[Rows from a figure dataset]
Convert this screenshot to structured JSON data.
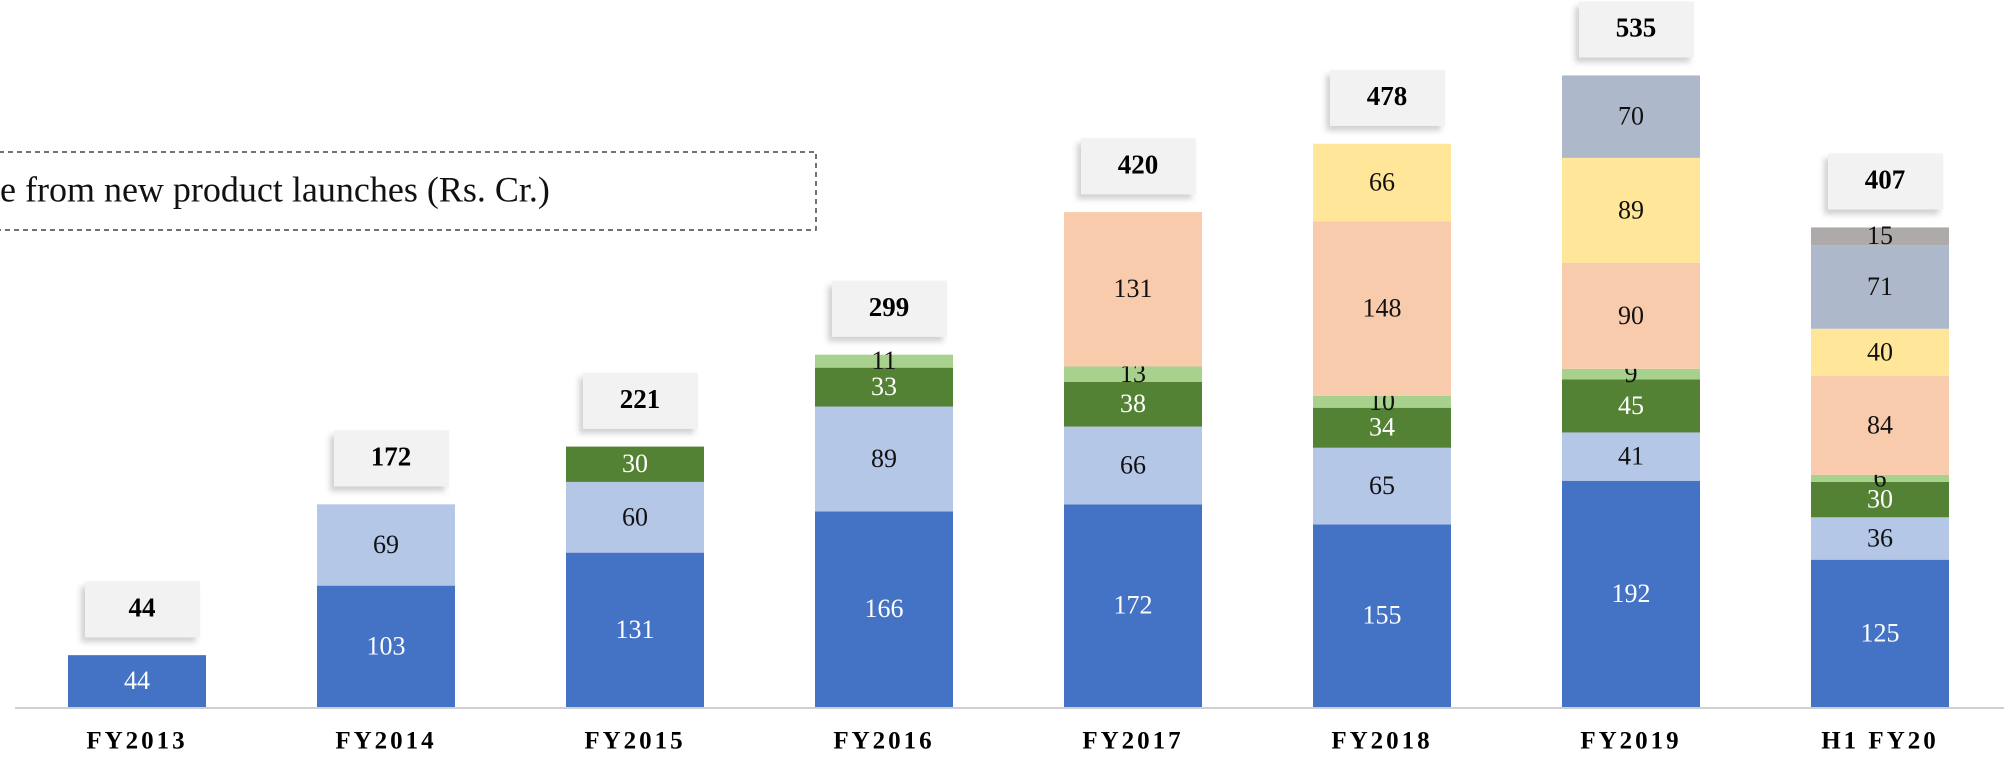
{
  "chart_data": {
    "type": "stacked_bar",
    "title": "e from new product launches (Rs. Cr.)",
    "categories": [
      "FY2013",
      "FY2014",
      "FY2015",
      "FY2016",
      "FY2017",
      "FY2018",
      "FY2019",
      "H1 FY20"
    ],
    "series": [
      {
        "color": "#4472c4",
        "values": [
          44,
          103,
          131,
          166,
          172,
          155,
          192,
          125
        ]
      },
      {
        "color": "#b4c7e7",
        "values": [
          null,
          69,
          60,
          89,
          66,
          65,
          41,
          36
        ]
      },
      {
        "color": "#548235",
        "values": [
          null,
          null,
          30,
          33,
          38,
          34,
          45,
          30
        ]
      },
      {
        "color": "#a9d18e",
        "values": [
          null,
          null,
          null,
          11,
          13,
          10,
          9,
          6
        ]
      },
      {
        "color": "#f8cbad",
        "values": [
          null,
          null,
          null,
          null,
          131,
          148,
          90,
          84
        ]
      },
      {
        "color": "#ffe699",
        "values": [
          null,
          null,
          null,
          null,
          null,
          66,
          89,
          40
        ]
      },
      {
        "color": "#adb9ca",
        "values": [
          null,
          null,
          null,
          null,
          null,
          null,
          70,
          71
        ]
      },
      {
        "color": "#aeaaaa",
        "values": [
          null,
          null,
          null,
          null,
          null,
          null,
          null,
          15
        ]
      }
    ],
    "totals": [
      44,
      172,
      221,
      299,
      420,
      478,
      535,
      407
    ],
    "ylim": [
      0,
      600
    ]
  }
}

[EXERCISE GOAL] Exclude the images, then output the data above word for word.

[FULL OUTPUT]
Convert this screenshot to structured JSON data.
{
  "chart_data": {
    "type": "stacked_bar",
    "title": "e from new product launches (Rs. Cr.)",
    "categories": [
      "FY2013",
      "FY2014",
      "FY2015",
      "FY2016",
      "FY2017",
      "FY2018",
      "FY2019",
      "H1 FY20"
    ],
    "series": [
      {
        "color": "#4472c4",
        "values": [
          44,
          103,
          131,
          166,
          172,
          155,
          192,
          125
        ]
      },
      {
        "color": "#b4c7e7",
        "values": [
          null,
          69,
          60,
          89,
          66,
          65,
          41,
          36
        ]
      },
      {
        "color": "#548235",
        "values": [
          null,
          null,
          30,
          33,
          38,
          34,
          45,
          30
        ]
      },
      {
        "color": "#a9d18e",
        "values": [
          null,
          null,
          null,
          11,
          13,
          10,
          9,
          6
        ]
      },
      {
        "color": "#f8cbad",
        "values": [
          null,
          null,
          null,
          null,
          131,
          148,
          90,
          84
        ]
      },
      {
        "color": "#ffe699",
        "values": [
          null,
          null,
          null,
          null,
          null,
          66,
          89,
          40
        ]
      },
      {
        "color": "#adb9ca",
        "values": [
          null,
          null,
          null,
          null,
          null,
          null,
          70,
          71
        ]
      },
      {
        "color": "#aeaaaa",
        "values": [
          null,
          null,
          null,
          null,
          null,
          null,
          null,
          15
        ]
      }
    ],
    "totals": [
      44,
      172,
      221,
      299,
      420,
      478,
      535,
      407
    ],
    "ylim": [
      0,
      600
    ]
  }
}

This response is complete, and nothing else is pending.